======== MATERIAL FOR THIS TASK

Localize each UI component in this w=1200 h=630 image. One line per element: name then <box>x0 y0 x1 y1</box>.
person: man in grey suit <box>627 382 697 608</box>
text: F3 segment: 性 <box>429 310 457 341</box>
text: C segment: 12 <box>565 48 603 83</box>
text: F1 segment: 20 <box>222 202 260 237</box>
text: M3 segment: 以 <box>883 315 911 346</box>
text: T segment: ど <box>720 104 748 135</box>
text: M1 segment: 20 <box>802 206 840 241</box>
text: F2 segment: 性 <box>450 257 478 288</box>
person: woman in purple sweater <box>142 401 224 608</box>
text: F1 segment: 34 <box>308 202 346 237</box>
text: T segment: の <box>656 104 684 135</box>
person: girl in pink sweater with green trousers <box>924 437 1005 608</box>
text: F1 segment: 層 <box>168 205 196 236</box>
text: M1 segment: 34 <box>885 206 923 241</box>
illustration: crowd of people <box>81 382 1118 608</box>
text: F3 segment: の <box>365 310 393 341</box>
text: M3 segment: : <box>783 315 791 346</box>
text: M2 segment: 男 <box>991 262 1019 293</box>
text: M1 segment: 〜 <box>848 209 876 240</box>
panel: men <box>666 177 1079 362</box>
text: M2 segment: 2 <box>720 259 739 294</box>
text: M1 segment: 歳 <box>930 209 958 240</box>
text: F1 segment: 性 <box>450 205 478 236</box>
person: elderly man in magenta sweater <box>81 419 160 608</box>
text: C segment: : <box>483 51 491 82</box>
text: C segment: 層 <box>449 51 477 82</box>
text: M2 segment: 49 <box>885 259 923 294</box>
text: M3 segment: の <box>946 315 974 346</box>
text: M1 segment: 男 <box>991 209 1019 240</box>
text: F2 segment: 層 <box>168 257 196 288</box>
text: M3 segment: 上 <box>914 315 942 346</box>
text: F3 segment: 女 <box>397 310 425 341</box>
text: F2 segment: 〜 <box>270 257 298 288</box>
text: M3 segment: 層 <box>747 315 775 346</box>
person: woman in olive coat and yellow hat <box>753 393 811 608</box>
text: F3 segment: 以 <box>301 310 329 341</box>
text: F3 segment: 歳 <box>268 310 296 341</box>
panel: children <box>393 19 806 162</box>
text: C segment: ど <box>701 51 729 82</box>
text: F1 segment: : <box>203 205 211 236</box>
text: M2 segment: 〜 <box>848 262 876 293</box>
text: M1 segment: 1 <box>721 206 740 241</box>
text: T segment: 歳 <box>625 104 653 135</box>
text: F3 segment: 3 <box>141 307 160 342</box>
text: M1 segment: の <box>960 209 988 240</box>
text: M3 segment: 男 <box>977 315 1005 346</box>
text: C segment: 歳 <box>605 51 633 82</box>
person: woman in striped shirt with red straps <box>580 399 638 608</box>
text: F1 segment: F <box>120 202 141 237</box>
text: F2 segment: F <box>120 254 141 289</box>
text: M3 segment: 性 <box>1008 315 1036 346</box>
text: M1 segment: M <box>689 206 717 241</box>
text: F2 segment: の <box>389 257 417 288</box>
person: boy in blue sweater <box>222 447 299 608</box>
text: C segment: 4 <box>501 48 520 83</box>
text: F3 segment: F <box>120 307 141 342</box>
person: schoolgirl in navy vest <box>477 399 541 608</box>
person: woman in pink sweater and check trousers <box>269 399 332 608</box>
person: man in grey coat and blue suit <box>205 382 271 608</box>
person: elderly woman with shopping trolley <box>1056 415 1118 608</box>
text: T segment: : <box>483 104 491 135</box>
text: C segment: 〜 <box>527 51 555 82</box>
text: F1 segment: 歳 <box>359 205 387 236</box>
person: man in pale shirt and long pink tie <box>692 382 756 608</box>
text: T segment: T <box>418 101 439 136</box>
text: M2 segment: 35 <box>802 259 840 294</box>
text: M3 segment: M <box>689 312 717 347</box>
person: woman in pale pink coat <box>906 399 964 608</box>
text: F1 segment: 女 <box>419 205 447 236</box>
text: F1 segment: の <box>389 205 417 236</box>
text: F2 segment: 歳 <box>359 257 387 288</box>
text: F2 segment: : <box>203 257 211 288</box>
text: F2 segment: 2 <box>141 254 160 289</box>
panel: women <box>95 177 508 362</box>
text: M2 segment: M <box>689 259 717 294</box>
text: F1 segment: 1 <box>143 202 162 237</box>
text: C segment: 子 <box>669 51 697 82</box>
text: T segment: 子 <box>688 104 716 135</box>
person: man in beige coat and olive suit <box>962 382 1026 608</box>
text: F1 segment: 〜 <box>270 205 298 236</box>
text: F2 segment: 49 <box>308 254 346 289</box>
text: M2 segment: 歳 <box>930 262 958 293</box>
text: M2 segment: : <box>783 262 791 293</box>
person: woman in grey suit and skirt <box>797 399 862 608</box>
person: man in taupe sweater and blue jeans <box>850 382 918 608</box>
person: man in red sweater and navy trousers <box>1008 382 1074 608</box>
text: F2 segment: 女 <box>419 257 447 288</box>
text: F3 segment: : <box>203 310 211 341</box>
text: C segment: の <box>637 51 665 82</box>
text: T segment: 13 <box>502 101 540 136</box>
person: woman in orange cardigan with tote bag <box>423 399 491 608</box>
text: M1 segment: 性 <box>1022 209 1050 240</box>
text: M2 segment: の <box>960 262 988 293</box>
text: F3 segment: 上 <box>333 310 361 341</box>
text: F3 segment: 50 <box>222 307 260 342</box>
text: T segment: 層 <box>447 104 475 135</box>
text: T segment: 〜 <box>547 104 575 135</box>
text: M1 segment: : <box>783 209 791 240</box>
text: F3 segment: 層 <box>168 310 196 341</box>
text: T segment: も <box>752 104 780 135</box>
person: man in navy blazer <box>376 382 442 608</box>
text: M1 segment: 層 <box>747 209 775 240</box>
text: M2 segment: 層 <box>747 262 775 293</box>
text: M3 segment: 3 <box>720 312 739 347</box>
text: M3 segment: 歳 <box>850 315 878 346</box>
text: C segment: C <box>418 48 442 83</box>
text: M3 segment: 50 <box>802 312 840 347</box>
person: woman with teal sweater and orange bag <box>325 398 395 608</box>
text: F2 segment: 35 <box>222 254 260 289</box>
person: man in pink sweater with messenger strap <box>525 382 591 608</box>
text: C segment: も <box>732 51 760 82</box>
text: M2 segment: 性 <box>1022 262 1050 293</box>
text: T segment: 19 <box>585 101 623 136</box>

================

STATED GOAL:
Extract each line of the items that contains the string "pink". Case counts.

OUTPUT FOR THIS EXERCISE:
person: girl in pink sweater with green trousers <box>924 437 1005 608</box>
person: woman in pink sweater and check trousers <box>269 399 332 608</box>
person: man in pale shirt and long pink tie <box>692 382 756 608</box>
person: woman in pale pink coat <box>906 399 964 608</box>
person: man in pink sweater with messenger strap <box>525 382 591 608</box>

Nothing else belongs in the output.